• Consigne 1:
Recopiez sans rien changer le passage des relevés qui va de leur début jusqu'à la ligne contenant « bar-segment <box>217 181 240 253</box> », cette dernière comprise.

Sortir du bar
Les langues s’échauffent plus que jamais au zinc du Bar des architectes, on refait le monde, déplorant l’incompétence ou la versatilité de la maîtrise d’ouvrage, les conséquences délirantes des contraintes réglementaires, l’impéritie des entreprises ou leur mainmise sur les marchés publics. Pendant ce temps, la grande presse dénonce les dérives budgétaires et les chantiers abandonnés – Philharmonie de Paris, musée des Confluences, musée des Beaux-Arts de Reims, Arsenal-Centre Pompidou provisoire à Maubeuge – mais peine à comprendre les mécanismes de ces dysfonctionnements. Souvent victimes, parfois complices, les architectes font de parfaits boucs émissaires et les journaux n’oublient pas cette fois de les citer comme auteur, puisqu’il faut bien un coupable. Un nom et un visage font davantage mouche en première page qu’un consortium de promoteurs ou une nébuleuse d’élus.

• Consigne 2:
Les affirmations suivantes concordent-elles avec le texte sélectionné ? Répondez par oui ou par non pour chacune, en citant mot pour mot le passage décisif : (a) La grande presse saisit bien les mécanismes des dysfonctionnements. (b) Le musée des Confluences figure parmi les chantiers mentionnés. (c) Les journaux omettent de nommer les architectes comme auteurs.

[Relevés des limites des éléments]
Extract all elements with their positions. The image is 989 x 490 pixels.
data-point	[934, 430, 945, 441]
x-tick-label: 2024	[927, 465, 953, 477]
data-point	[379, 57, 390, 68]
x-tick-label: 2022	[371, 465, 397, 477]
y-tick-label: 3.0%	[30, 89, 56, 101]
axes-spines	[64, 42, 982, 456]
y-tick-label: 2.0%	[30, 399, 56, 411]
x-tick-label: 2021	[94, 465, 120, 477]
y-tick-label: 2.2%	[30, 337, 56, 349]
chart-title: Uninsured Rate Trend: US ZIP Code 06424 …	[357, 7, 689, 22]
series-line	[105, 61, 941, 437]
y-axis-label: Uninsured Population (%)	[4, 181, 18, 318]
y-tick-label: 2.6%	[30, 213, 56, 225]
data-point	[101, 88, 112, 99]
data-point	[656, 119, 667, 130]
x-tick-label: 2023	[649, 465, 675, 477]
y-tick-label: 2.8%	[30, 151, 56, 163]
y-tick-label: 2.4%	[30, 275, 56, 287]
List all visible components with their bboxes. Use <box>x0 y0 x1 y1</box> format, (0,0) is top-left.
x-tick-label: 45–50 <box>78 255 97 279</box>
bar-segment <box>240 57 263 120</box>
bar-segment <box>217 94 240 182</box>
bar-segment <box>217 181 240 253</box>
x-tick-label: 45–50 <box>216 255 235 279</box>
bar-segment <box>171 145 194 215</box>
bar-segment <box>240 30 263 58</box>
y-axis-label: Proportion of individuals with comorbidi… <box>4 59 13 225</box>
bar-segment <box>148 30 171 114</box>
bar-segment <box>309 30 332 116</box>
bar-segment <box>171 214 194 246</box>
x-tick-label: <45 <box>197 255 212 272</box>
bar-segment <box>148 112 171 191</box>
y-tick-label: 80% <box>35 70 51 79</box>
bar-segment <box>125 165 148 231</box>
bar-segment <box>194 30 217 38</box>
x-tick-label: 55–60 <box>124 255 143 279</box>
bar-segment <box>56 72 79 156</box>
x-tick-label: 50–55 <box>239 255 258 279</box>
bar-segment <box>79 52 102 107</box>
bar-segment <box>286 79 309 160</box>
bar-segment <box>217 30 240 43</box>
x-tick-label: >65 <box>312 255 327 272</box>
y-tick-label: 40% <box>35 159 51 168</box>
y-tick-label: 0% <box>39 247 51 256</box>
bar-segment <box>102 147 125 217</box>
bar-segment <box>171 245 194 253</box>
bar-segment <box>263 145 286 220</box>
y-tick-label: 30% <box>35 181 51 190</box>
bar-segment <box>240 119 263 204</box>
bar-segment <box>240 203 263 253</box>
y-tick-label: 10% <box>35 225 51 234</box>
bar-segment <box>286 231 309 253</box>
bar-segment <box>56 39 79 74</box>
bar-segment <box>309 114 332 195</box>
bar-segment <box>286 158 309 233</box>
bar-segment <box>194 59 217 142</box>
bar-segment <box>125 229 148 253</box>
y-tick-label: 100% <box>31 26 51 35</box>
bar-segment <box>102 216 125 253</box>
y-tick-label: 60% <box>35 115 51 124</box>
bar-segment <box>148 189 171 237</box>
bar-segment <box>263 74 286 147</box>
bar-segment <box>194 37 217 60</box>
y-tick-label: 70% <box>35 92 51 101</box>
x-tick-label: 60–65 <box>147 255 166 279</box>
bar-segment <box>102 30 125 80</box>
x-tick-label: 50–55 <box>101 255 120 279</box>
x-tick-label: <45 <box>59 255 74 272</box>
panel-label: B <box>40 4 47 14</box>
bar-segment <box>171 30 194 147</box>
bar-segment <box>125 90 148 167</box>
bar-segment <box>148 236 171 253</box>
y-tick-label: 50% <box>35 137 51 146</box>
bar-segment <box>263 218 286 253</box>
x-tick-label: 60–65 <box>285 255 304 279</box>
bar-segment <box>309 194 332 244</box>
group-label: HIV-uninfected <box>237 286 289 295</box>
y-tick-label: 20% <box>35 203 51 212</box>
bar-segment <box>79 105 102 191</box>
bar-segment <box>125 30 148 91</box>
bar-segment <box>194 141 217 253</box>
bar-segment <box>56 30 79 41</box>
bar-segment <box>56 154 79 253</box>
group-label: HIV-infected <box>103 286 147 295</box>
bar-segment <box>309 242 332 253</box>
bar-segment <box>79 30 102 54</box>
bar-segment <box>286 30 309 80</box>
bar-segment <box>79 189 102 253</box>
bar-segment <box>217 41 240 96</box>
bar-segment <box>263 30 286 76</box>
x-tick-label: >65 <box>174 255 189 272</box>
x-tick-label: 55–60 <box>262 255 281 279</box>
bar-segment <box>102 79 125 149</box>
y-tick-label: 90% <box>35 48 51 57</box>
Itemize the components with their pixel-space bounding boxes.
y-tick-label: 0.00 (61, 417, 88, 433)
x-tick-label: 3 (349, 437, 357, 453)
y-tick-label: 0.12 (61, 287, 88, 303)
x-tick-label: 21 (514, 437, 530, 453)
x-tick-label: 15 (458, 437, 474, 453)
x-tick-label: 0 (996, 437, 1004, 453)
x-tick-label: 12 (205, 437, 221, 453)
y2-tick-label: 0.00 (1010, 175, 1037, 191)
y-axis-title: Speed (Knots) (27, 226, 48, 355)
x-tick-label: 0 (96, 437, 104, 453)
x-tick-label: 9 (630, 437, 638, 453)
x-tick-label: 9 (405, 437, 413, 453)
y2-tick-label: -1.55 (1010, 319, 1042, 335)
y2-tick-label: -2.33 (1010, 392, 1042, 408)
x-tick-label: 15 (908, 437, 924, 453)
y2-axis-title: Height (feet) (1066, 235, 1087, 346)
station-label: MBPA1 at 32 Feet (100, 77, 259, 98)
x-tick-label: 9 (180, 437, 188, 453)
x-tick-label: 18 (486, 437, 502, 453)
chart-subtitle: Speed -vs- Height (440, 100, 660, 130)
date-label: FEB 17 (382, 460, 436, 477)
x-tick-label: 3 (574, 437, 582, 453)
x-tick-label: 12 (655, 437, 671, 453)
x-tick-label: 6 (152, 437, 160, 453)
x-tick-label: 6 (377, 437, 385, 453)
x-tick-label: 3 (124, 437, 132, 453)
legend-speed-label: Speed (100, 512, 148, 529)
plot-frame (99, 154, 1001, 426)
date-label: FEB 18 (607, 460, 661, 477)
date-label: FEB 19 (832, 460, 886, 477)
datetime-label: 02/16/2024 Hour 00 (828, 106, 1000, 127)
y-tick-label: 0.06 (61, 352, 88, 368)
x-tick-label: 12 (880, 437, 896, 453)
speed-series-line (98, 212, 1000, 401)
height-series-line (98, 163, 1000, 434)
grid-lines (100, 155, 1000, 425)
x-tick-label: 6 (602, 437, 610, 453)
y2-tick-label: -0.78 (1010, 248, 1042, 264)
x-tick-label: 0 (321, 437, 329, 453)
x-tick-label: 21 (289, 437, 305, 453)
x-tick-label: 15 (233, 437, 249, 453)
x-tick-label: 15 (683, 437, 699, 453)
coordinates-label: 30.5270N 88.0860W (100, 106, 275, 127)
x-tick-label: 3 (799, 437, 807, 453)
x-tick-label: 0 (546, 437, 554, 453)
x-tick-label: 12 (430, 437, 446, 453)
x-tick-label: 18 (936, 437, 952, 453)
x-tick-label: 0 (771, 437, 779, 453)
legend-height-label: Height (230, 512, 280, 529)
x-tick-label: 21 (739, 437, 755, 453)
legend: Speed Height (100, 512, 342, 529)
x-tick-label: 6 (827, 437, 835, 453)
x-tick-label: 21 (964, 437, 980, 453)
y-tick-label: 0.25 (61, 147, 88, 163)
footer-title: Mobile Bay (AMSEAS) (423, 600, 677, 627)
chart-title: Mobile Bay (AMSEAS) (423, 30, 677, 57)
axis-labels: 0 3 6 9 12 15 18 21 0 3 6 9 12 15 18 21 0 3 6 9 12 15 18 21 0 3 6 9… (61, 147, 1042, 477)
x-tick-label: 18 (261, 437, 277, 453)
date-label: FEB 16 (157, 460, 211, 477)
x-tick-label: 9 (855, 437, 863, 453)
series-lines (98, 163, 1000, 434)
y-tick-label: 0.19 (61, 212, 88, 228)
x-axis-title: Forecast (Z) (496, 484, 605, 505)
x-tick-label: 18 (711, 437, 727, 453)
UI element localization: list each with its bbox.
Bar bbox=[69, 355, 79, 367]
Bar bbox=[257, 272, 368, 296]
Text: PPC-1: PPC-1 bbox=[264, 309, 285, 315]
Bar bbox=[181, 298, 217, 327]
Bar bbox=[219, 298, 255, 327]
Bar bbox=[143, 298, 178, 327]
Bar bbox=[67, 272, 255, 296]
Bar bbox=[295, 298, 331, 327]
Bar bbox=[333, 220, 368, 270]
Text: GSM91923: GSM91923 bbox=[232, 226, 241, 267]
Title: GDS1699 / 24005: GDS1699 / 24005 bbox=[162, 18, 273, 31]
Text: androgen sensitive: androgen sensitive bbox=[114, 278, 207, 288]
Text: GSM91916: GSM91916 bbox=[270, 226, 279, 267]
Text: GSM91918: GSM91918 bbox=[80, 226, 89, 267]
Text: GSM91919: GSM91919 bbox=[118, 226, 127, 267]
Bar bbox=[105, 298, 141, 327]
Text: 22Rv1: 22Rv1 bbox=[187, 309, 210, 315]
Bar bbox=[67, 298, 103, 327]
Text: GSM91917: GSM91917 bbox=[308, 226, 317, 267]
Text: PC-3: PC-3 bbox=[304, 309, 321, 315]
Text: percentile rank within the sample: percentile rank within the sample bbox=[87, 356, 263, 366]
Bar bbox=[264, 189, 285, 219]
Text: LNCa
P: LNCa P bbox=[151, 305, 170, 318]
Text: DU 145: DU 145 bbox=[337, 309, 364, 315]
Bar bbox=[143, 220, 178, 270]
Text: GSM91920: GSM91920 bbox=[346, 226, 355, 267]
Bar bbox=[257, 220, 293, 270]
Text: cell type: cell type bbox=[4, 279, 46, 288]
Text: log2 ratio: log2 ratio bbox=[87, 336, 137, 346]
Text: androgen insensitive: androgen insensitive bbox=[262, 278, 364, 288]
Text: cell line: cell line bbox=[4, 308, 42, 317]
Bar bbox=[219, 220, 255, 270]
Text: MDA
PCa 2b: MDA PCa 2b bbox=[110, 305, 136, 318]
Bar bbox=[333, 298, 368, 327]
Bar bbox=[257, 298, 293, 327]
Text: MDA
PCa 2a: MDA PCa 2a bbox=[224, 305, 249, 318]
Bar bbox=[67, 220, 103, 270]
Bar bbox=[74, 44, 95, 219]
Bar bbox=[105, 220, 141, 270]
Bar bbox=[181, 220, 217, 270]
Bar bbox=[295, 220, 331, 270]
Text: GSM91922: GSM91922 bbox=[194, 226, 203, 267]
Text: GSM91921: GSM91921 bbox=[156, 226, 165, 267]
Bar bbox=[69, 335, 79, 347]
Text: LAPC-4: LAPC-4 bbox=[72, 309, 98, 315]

• Réponse 1:
Extract all elements with their positions. The image is 989 x 490 pixels.
data-point	[934, 430, 945, 441]
x-tick-label: 2024	[927, 465, 953, 477]
data-point	[379, 57, 390, 68]
x-tick-label: 2022	[371, 465, 397, 477]
y-tick-label: 3.0%	[30, 89, 56, 101]
axes-spines	[64, 42, 982, 456]
y-tick-label: 2.0%	[30, 399, 56, 411]
x-tick-label: 2021	[94, 465, 120, 477]
y-tick-label: 2.2%	[30, 337, 56, 349]
chart-title: Uninsured Rate Trend: US ZIP Code 06424 …	[357, 7, 689, 22]
series-line	[105, 61, 941, 437]
y-axis-label: Uninsured Population (%)	[4, 181, 18, 318]
y-tick-label: 2.6%	[30, 213, 56, 225]
data-point	[101, 88, 112, 99]
data-point	[656, 119, 667, 130]
x-tick-label: 2023	[649, 465, 675, 477]
y-tick-label: 2.8%	[30, 151, 56, 163]
y-tick-label: 2.4%	[30, 275, 56, 287]
List all visible components with their bboxes. Use <box>x0 y0 x1 y1</box> format, (0,0) is top-left.
x-tick-label: 45–50 <box>78 255 97 279</box>
bar-segment <box>240 57 263 120</box>
bar-segment <box>217 94 240 182</box>
bar-segment <box>217 181 240 253</box>

• Réponse 2:
(a) Non : « mais peine à comprendre les mécanismes de ces dysfonctionnements ».
(b) Oui : « Philharmonie de Paris, musée des Confluences ».
(c) Non : « les journaux n’oublient pas cette fois de les citer comme auteur ».